## [REQUIREMENTS]
Below are some records; repeat them all exactly, minus the pictures.

═══ PROVIDED RECORDS ═══

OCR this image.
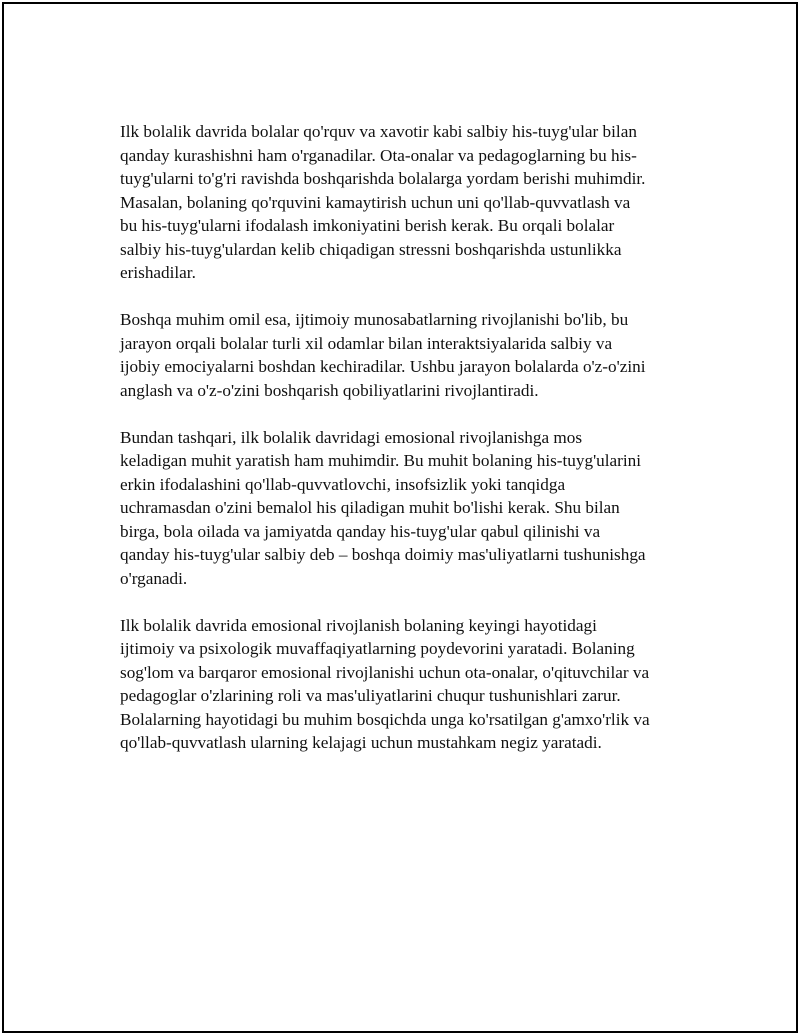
Ilk bolalik davrida bolalar qo'rquv va xavotir kabi salbiy his-tuyg'ular bilan
qanday kurashishni ham o'rganadilar. Ota-onalar va pedagoglarning bu his-
tuyg'ularni to'g'ri ravishda boshqarishda bolalarga yordam berishi muhimdir.
Masalan, bolaning qo'rquvini kamaytirish uchun uni qo'llab-quvvatlash va
bu his-tuyg'ularni ifodalash imkoniyatini berish kerak. Bu orqali bolalar
salbiy his-tuyg'ulardan kelib chiqadigan stressni boshqarishda ustunlikka
erishadilar.

Boshqa muhim omil esa, ijtimoiy munosabatlarning rivojlanishi bo'lib, bu
jarayon orqali bolalar turli xil odamlar bilan interaktsiyalarida salbiy va
ijobiy emociyalarni boshdan kechiradilar. Ushbu jarayon bolalarda o'z-o'zini
anglash va o'z-o'zini boshqarish qobiliyatlarini rivojlantiradi.

Bundan tashqari, ilk bolalik davridagi emosional rivojlanishga mos
keladigan muhit yaratish ham muhimdir. Bu muhit bolaning his-tuyg'ularini
erkin ifodalashini qo'llab-quvvatlovchi, insofsizlik yoki tanqidga
uchramasdan o'zini bemalol his qiladigan muhit bo'lishi kerak. Shu bilan
birga, bola oilada va jamiyatda qanday his-tuyg'ular qabul qilinishi va
qanday his-tuyg'ular salbiy deb – boshqa doimiy mas'uliyatlarni tushunishga
o'rganadi.

Ilk bolalik davrida emosional rivojlanish bolaning keyingi hayotidagi
ijtimoiy va psixologik muvaffaqiyatlarning poydevorini yaratadi. Bolaning
sog'lom va barqaror emosional rivojlanishi uchun ota-onalar, o'qituvchilar va
pedagoglar o'zlarining roli va mas'uliyatlarini chuqur tushunishlari zarur.
Bolalarning hayotidagi bu muhim bosqichda unga ko'rsatilgan g'amxo'rlik va
qo'llab-quvvatlash ularning kelajagi uchun mustahkam negiz yaratadi.
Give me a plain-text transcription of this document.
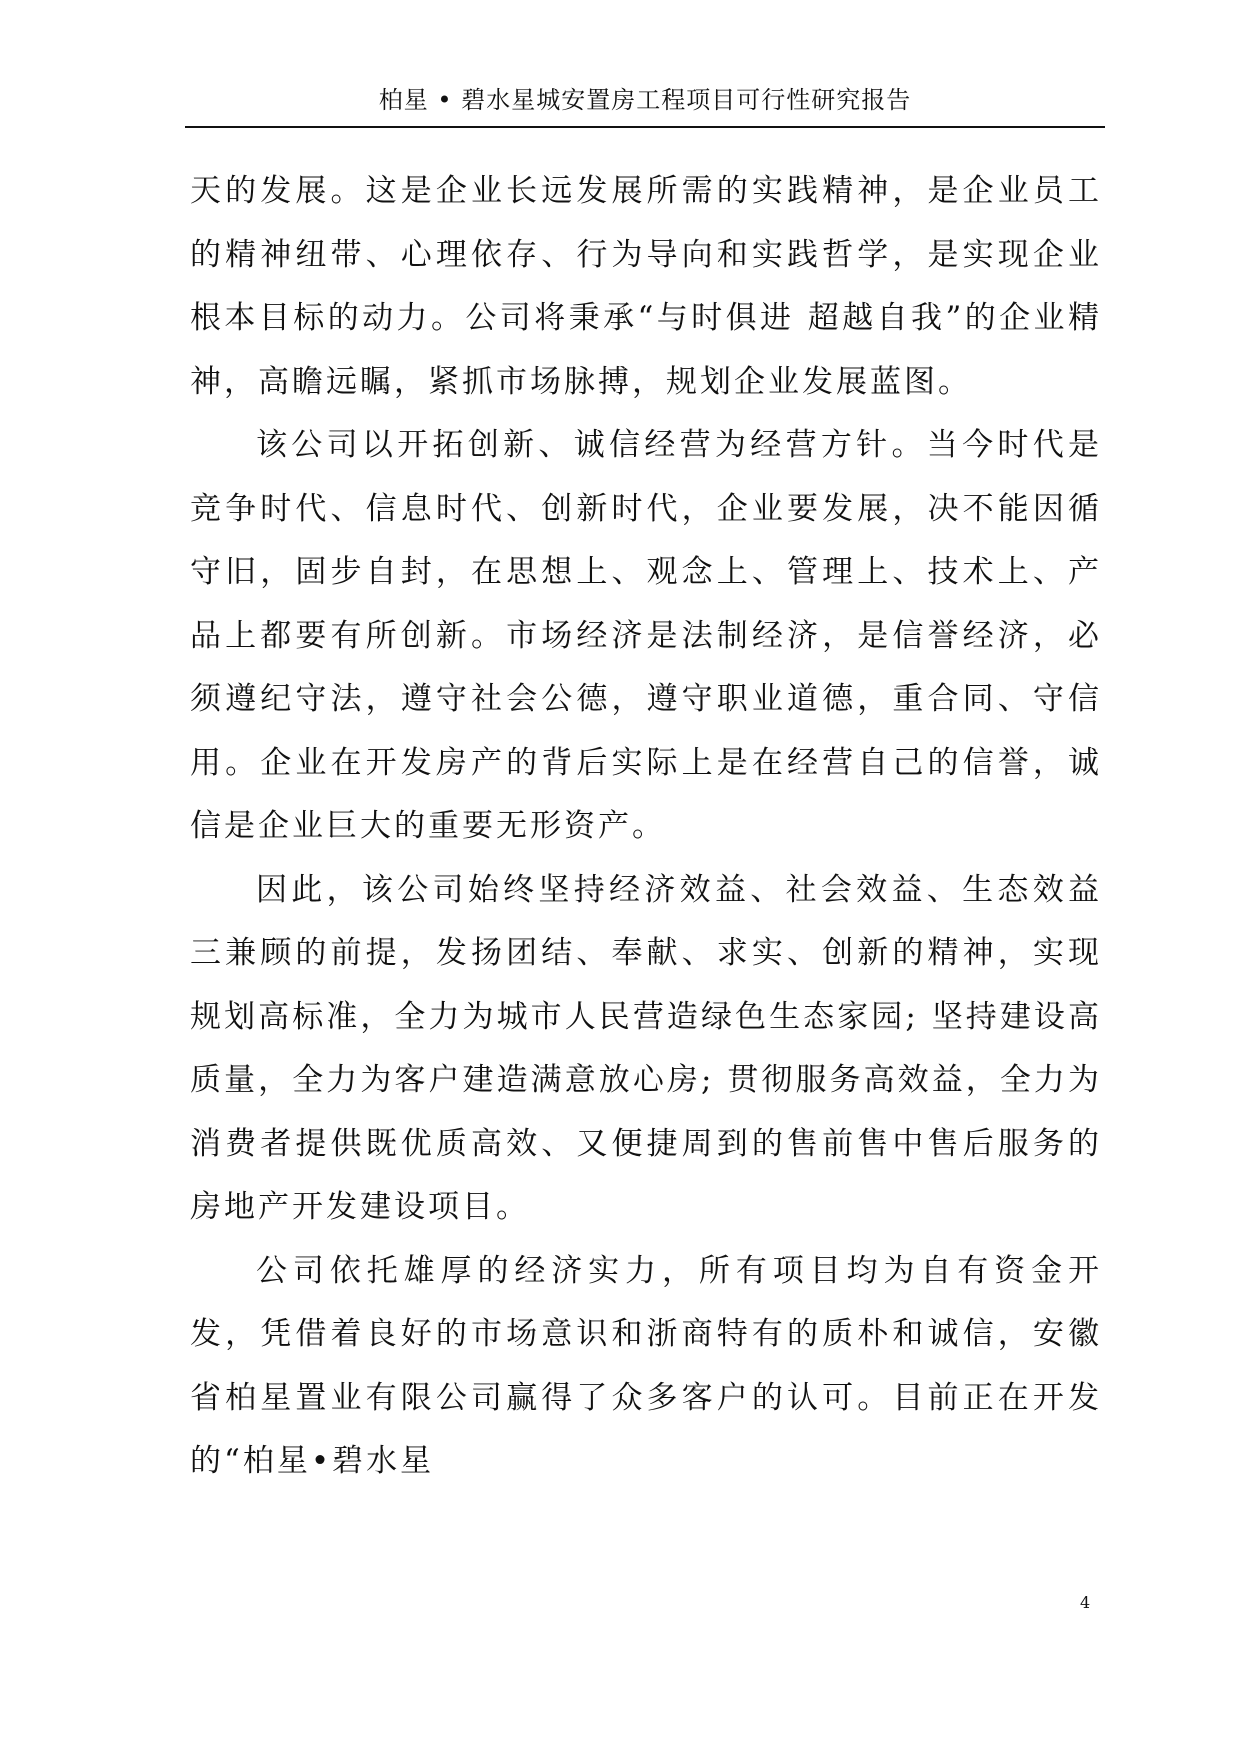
柏星 • 碧水星城安置房工程项目可行性研究报告

天的发展。这是企业长远发展所需的实践精神，是企业员工的精神纽带、心理依存、行为导向和实践哲学，是实现企业根本目标的动力。公司将秉承“与时俱进 超越自我”的企业精神，高瞻远瞩，紧抓市场脉搏，规划企业发展蓝图。

该公司以开拓创新、诚信经营为经营方针。当今时代是竞争时代、信息时代、创新时代，企业要发展，决不能因循守旧，固步自封，在思想上、观念上、管理上、技术上、产品上都要有所创新。市场经济是法制经济，是信誉经济，必须遵纪守法，遵守社会公德，遵守职业道德，重合同、守信用。企业在开发房产的背后实际上是在经营自己的信誉，诚信是企业巨大的重要无形资产。

因此，该公司始终坚持经济效益、社会效益、生态效益三兼顾的前提，发扬团结、奉献、求实、创新的精神，实现规划高标准，全力为城市人民营造绿色生态家园; 坚持建设高质量，全力为客户建造满意放心房; 贯彻服务高效益，全力为消费者提供既优质高效、又便捷周到的售前售中售后服务的房地产开发建设项目。

公司依托雄厚的经济实力，所有项目均为自有资金开发，凭借着良好的市场意识和浙商特有的质朴和诚信，安徽省柏星置业有限公司赢得了众多客户的认可。目前正在开发的“柏星•碧水星

4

═══

## [OUTPUT]
OCR this image.
Ilk bolalik davrida bolalar qo'rquv va xavotir kabi salbiy his-tuyg'ular bilan
qanday kurashishni ham o'rganadilar. Ota-onalar va pedagoglarning bu his-
tuyg'ularni to'g'ri ravishda boshqarishda bolalarga yordam berishi muhimdir.
Masalan, bolaning qo'rquvini kamaytirish uchun uni qo'llab-quvvatlash va
bu his-tuyg'ularni ifodalash imkoniyatini berish kerak. Bu orqali bolalar
salbiy his-tuyg'ulardan kelib chiqadigan stressni boshqarishda ustunlikka
erishadilar.

Boshqa muhim omil esa, ijtimoiy munosabatlarning rivojlanishi bo'lib, bu
jarayon orqali bolalar turli xil odamlar bilan interaktsiyalarida salbiy va
ijobiy emociyalarni boshdan kechiradilar. Ushbu jarayon bolalarda o'z-o'zini
anglash va o'z-o'zini boshqarish qobiliyatlarini rivojlantiradi.

Bundan tashqari, ilk bolalik davridagi emosional rivojlanishga mos
keladigan muhit yaratish ham muhimdir. Bu muhit bolaning his-tuyg'ularini
erkin ifodalashini qo'llab-quvvatlovchi, insofsizlik yoki tanqidga
uchramasdan o'zini bemalol his qiladigan muhit bo'lishi kerak. Shu bilan
birga, bola oilada va jamiyatda qanday his-tuyg'ular qabul qilinishi va
qanday his-tuyg'ular salbiy deb – boshqa doimiy mas'uliyatlarni tushunishga
o'rganadi.

Ilk bolalik davrida emosional rivojlanish bolaning keyingi hayotidagi
ijtimoiy va psixologik muvaffaqiyatlarning poydevorini yaratadi. Bolaning
sog'lom va barqaror emosional rivojlanishi uchun ota-onalar, o'qituvchilar va
pedagoglar o'zlarining roli va mas'uliyatlarini chuqur tushunishlari zarur.
Bolalarning hayotidagi bu muhim bosqichda unga ko'rsatilgan g'amxo'rlik va
qo'llab-quvvatlash ularning kelajagi uchun mustahkam negiz yaratadi.
Give me a plain-text transcription of this document.
柏星 • 碧水星城安置房工程项目可行性研究报告

天的发展。这是企业长远发展所需的实践精神，是企业员工的精神纽带、心理依存、行为导向和实践哲学，是实现企业根本目标的动力。公司将秉承“与时俱进 超越自我”的企业精神，高瞻远瞩，紧抓市场脉搏，规划企业发展蓝图。

该公司以开拓创新、诚信经营为经营方针。当今时代是竞争时代、信息时代、创新时代，企业要发展，决不能因循守旧，固步自封，在思想上、观念上、管理上、技术上、产品上都要有所创新。市场经济是法制经济，是信誉经济，必须遵纪守法，遵守社会公德，遵守职业道德，重合同、守信用。企业在开发房产的背后实际上是在经营自己的信誉，诚信是企业巨大的重要无形资产。

因此，该公司始终坚持经济效益、社会效益、生态效益三兼顾的前提，发扬团结、奉献、求实、创新的精神，实现规划高标准，全力为城市人民营造绿色生态家园; 坚持建设高质量，全力为客户建造满意放心房; 贯彻服务高效益，全力为消费者提供既优质高效、又便捷周到的售前售中售后服务的房地产开发建设项目。

公司依托雄厚的经济实力，所有项目均为自有资金开发，凭借着良好的市场意识和浙商特有的质朴和诚信，安徽省柏星置业有限公司赢得了众多客户的认可。目前正在开发的“柏星•碧水星

4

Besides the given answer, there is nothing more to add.